**Aim:** Single out each line with the word "From" and copy it.

━━━━━ Input for this task ━━━━━

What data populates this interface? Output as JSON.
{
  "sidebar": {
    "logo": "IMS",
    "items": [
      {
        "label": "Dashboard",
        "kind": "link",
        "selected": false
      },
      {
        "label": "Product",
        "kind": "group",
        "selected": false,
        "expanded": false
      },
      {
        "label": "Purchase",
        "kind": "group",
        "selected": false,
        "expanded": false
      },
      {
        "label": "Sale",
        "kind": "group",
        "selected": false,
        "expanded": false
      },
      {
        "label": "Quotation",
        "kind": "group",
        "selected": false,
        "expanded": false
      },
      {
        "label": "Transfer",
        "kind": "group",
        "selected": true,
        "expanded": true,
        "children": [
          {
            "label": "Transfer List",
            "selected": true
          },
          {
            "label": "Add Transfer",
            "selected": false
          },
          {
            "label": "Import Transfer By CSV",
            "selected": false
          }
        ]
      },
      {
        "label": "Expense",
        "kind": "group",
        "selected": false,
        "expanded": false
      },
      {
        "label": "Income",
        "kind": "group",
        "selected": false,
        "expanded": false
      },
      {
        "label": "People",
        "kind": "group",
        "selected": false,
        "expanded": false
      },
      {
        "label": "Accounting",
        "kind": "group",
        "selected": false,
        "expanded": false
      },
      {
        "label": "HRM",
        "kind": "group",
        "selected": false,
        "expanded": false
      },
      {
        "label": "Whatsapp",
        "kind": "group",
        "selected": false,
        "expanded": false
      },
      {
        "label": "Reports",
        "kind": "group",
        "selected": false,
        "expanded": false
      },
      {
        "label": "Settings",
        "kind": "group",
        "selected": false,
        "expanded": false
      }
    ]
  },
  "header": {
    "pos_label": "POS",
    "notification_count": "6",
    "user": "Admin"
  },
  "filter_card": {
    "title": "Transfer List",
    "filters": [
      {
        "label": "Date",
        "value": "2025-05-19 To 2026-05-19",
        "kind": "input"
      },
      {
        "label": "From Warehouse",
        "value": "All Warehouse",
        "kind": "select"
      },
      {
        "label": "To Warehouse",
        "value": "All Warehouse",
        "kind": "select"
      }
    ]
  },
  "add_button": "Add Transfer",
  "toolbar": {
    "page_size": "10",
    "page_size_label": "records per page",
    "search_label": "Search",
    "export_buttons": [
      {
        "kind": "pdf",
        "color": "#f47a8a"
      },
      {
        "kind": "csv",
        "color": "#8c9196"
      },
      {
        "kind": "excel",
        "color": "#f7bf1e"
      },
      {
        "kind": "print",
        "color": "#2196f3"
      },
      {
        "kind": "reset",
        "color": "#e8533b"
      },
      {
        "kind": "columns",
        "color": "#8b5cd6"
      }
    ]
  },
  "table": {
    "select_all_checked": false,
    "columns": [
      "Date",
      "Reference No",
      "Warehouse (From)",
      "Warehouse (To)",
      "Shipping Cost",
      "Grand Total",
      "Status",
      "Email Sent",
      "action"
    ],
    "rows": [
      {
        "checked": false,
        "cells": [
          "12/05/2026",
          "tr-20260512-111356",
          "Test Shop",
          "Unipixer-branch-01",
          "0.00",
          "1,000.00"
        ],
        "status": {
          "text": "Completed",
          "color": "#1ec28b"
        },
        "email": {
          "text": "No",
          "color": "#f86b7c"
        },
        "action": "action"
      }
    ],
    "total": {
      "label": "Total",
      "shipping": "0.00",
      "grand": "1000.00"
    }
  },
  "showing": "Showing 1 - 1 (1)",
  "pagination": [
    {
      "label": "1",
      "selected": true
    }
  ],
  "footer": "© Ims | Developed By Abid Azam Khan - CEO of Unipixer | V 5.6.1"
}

━━━━━

**Written response:**
        "label": "From Warehouse",
      "Warehouse (From)",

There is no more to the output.